# start of RECORDS FOR PROCESSING

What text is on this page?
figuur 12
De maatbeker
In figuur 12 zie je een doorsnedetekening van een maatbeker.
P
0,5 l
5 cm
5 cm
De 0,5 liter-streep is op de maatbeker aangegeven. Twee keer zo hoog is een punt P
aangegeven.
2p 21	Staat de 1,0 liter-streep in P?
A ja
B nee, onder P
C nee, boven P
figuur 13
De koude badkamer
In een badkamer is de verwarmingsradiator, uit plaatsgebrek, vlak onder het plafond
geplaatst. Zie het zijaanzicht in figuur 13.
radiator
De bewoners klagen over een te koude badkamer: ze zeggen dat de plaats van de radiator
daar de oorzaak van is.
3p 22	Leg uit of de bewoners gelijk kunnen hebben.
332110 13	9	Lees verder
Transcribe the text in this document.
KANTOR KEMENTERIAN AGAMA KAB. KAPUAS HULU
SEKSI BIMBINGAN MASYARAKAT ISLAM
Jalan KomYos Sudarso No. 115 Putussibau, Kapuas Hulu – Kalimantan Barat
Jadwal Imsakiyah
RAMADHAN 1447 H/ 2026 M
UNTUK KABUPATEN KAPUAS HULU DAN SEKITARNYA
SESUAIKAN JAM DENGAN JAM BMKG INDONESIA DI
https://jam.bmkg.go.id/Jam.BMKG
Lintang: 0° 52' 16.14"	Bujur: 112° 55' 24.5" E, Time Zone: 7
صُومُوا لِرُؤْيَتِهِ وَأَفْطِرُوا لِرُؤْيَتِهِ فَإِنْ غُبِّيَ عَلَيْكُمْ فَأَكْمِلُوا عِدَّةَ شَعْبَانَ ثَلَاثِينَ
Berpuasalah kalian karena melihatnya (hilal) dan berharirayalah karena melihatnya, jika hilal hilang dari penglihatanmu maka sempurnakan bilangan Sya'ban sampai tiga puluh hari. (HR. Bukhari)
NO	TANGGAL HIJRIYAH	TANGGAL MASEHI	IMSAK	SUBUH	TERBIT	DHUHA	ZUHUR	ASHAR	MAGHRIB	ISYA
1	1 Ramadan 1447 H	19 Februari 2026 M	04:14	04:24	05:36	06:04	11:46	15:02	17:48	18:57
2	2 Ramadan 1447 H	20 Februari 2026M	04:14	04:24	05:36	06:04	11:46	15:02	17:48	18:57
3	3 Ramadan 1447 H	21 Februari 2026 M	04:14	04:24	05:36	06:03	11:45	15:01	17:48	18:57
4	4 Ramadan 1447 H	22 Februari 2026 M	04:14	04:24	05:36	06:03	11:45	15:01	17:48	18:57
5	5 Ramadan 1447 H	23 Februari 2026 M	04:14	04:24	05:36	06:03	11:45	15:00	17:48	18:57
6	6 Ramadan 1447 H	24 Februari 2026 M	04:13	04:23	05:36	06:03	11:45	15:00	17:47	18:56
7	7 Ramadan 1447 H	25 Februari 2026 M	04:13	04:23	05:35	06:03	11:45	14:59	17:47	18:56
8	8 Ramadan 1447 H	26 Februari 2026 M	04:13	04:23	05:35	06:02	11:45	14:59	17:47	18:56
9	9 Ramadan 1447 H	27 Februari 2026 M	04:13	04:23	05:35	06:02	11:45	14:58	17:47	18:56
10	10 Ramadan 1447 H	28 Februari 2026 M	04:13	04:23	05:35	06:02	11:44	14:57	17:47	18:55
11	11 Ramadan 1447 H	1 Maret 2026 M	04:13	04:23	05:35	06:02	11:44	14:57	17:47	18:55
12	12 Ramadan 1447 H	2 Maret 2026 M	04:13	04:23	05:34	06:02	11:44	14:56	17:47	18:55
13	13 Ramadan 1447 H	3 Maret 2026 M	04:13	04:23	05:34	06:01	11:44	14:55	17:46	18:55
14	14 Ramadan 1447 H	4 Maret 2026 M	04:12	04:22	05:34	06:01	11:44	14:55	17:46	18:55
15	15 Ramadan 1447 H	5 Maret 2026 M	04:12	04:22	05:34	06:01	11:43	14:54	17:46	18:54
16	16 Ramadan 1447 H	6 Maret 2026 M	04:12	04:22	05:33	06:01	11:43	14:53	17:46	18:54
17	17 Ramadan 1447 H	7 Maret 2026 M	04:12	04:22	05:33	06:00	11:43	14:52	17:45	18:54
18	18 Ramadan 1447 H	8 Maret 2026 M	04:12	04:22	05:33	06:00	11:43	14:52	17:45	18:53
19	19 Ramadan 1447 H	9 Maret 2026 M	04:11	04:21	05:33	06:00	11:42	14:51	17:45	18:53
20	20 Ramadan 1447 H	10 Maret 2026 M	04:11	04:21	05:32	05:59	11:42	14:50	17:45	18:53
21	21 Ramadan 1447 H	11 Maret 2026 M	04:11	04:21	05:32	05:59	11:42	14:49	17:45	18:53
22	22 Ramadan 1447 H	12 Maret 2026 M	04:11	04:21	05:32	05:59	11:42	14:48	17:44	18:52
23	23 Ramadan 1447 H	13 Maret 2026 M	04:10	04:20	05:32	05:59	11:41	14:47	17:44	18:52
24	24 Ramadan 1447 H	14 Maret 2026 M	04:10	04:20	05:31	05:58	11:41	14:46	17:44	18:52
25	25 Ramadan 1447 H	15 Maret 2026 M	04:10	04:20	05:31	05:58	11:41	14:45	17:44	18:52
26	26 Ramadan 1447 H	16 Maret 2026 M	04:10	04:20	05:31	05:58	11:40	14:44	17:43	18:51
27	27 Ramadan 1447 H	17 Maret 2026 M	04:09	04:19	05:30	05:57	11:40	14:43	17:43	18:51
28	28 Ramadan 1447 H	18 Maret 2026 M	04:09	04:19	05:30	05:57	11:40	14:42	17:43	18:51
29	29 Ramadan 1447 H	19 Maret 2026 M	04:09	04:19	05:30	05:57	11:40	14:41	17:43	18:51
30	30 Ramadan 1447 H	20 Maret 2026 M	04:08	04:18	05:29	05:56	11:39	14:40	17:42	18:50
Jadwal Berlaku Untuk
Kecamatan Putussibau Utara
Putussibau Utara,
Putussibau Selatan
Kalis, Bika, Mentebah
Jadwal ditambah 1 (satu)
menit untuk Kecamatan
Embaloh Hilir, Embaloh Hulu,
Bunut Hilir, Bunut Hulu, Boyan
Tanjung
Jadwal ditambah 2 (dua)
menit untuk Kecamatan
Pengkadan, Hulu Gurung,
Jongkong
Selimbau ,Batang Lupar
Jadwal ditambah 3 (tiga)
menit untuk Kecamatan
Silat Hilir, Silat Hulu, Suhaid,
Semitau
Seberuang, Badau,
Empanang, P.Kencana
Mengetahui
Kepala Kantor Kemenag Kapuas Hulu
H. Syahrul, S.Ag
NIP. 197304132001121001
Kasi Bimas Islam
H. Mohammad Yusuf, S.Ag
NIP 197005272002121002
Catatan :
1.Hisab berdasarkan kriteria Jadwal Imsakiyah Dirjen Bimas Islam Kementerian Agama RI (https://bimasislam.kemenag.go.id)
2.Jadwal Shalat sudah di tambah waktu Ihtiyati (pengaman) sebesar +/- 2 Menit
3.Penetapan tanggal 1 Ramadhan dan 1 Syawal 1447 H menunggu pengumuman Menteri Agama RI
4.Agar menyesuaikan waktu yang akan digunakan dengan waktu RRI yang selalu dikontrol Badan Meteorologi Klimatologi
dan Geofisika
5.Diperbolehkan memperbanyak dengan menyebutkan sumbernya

# end of RECORDS FOR PROCESSING

> **EXERCISE DETAILS**
Pull out every line in the data above that has the word "onder".

> **ANSWER**
B nee, onder P
In een badkamer is de verwarmingsradiator, uit plaatsgebrek, vlak onder het plafond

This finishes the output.